* [DATASET]:
:::

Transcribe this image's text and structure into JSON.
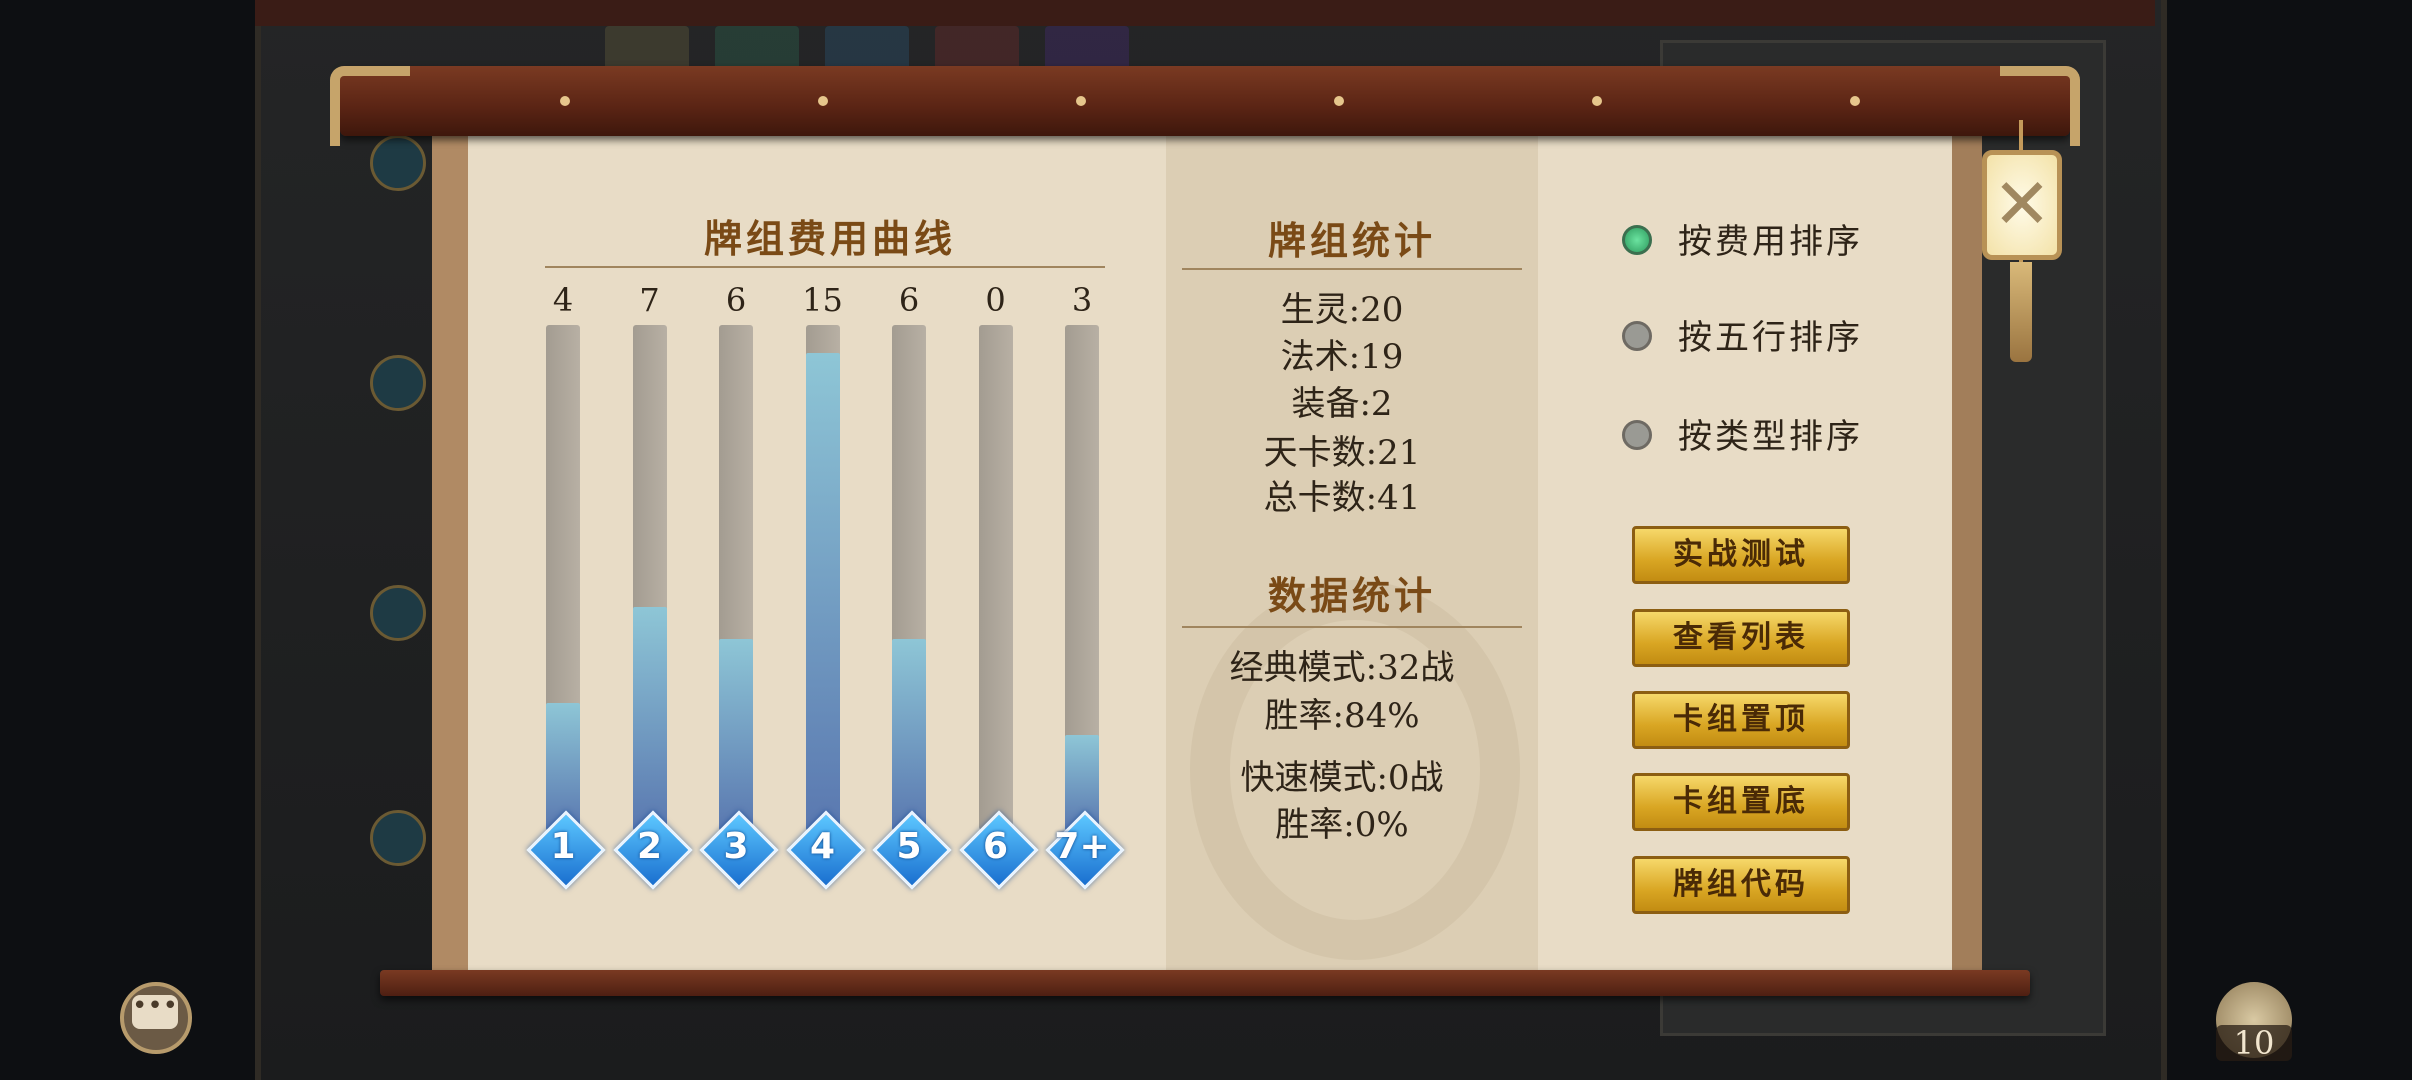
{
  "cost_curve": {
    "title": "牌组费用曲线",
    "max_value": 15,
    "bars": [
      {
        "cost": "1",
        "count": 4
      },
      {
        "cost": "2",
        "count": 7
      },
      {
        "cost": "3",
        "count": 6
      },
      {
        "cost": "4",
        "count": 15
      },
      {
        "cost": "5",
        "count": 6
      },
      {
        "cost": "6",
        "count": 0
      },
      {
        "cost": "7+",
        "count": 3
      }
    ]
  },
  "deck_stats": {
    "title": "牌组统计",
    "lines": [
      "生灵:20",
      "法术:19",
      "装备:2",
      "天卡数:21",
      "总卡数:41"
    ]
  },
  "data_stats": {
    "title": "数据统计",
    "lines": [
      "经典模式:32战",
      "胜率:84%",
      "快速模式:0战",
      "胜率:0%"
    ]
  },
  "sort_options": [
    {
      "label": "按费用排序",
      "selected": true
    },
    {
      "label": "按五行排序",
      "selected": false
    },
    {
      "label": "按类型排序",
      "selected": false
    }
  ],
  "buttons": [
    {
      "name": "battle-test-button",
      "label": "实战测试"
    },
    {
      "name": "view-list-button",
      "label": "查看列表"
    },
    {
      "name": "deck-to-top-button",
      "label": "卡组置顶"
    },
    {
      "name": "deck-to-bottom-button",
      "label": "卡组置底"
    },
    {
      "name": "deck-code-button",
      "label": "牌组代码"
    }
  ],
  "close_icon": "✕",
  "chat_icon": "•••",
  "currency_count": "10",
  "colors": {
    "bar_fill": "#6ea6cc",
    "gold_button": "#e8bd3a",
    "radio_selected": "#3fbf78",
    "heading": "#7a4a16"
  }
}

:::

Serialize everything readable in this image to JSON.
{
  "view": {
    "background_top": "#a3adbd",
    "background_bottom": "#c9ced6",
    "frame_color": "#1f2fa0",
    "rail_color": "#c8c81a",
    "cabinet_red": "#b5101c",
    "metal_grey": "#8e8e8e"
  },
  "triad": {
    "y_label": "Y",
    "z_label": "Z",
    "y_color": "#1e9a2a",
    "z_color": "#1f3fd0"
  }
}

:::

* [EXERCISE]:
From the entries above, copy each line holding "name".

* [TASK RESPONSE]:
      "name": "battle-test-button",
      "name": "view-list-button",
      "name": "deck-to-top-button",
      "name": "deck-to-bottom-button",
      "name": "deck-code-button",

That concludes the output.